--- Exercise data ---

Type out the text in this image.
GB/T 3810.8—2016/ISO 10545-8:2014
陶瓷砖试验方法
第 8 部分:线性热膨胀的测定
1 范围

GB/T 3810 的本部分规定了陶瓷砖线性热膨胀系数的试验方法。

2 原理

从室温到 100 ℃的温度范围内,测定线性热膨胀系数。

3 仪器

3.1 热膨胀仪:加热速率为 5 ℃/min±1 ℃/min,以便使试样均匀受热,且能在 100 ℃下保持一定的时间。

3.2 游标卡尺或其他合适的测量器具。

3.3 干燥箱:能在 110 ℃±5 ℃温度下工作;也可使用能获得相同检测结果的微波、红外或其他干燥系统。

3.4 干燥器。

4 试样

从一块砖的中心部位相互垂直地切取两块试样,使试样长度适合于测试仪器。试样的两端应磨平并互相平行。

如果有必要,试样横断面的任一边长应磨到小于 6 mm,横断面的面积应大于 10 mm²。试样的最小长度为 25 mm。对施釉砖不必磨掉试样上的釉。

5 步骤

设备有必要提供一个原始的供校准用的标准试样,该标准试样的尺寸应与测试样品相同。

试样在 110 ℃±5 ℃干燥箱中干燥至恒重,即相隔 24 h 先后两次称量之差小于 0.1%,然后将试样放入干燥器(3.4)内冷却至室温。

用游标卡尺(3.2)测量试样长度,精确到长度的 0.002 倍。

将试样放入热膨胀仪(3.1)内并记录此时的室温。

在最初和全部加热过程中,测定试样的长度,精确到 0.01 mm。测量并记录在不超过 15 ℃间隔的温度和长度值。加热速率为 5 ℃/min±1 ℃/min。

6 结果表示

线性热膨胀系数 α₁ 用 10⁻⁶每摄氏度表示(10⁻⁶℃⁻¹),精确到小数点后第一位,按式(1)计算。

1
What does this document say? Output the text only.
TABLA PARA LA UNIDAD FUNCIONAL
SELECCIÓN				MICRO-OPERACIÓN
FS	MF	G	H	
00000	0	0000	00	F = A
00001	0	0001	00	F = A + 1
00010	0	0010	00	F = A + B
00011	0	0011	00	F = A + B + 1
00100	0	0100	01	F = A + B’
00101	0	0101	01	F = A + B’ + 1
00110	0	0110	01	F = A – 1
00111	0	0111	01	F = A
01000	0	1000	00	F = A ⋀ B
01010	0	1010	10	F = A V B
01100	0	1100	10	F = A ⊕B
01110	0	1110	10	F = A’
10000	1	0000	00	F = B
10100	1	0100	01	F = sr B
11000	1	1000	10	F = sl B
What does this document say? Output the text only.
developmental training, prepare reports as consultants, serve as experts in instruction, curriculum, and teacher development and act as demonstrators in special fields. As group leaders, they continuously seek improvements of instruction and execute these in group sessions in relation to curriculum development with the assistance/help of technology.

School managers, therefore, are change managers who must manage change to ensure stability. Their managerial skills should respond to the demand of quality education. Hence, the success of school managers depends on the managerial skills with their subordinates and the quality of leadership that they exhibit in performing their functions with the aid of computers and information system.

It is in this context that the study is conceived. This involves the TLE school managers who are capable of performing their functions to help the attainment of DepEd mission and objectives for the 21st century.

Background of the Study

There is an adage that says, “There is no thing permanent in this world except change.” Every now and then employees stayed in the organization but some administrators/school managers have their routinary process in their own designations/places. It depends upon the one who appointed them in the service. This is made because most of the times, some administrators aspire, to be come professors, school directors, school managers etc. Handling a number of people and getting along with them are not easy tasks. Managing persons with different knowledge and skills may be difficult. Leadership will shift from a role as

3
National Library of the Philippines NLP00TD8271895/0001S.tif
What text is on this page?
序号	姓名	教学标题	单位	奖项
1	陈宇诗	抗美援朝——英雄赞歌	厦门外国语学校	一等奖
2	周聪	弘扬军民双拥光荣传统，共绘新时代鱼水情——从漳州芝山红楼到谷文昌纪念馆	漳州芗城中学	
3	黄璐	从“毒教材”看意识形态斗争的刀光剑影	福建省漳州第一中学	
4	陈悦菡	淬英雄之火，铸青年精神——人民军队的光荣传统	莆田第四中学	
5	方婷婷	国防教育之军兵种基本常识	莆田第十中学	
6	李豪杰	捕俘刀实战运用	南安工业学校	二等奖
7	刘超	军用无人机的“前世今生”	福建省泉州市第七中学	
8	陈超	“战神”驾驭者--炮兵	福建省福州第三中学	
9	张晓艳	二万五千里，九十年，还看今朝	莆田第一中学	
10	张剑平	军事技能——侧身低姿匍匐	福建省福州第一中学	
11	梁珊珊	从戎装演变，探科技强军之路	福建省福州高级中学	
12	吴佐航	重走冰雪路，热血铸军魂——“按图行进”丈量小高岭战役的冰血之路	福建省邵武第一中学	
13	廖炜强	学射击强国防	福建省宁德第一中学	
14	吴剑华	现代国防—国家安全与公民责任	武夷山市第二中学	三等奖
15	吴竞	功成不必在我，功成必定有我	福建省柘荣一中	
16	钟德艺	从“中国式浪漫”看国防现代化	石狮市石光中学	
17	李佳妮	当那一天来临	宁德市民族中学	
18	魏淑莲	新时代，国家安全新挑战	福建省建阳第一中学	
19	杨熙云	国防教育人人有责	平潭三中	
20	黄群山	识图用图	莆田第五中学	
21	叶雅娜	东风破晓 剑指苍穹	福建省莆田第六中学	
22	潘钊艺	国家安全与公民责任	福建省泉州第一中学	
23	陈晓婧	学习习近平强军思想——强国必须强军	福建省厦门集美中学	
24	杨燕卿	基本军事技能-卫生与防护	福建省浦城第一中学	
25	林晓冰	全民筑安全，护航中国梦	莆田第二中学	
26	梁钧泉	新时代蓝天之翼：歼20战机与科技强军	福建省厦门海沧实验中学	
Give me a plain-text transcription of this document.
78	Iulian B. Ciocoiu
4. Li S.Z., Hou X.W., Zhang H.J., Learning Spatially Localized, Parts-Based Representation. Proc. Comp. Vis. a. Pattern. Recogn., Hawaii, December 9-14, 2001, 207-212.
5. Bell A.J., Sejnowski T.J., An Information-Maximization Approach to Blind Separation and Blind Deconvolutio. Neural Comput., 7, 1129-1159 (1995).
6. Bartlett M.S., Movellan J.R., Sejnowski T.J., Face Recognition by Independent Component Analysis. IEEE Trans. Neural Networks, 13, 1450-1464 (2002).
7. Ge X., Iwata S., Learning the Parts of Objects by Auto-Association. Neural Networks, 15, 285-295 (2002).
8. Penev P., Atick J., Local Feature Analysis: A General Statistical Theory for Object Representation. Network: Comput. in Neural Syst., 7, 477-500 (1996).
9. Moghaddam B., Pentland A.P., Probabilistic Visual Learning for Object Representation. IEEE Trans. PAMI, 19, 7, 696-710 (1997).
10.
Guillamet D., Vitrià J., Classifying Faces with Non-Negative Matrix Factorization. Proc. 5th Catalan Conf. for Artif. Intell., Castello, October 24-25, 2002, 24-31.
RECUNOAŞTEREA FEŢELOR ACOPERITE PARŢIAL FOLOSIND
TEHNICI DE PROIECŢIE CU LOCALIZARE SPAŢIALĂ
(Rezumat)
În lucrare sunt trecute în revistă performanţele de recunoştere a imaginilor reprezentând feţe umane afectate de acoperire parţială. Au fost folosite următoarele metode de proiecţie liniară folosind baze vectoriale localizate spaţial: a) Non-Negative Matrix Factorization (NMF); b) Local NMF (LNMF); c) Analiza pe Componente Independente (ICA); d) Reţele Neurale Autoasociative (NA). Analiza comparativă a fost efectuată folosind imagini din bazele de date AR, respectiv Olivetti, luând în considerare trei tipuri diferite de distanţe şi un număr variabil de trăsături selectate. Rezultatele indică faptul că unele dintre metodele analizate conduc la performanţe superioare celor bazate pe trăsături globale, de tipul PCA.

---

Work instructions:
Search the entries for "Networks" and copy out each line that has it.

Exercise result:
6. Bartlett M.S., Movellan J.R., Sejnowski T.J., Face Recognition by Independent Component Analysis. IEEE Trans. Neural Networks, 13, 1450-1464 (2002).
7. Ge X., Iwata S., Learning the Parts of Objects by Auto-Association. Neural Networks, 15, 285-295 (2002).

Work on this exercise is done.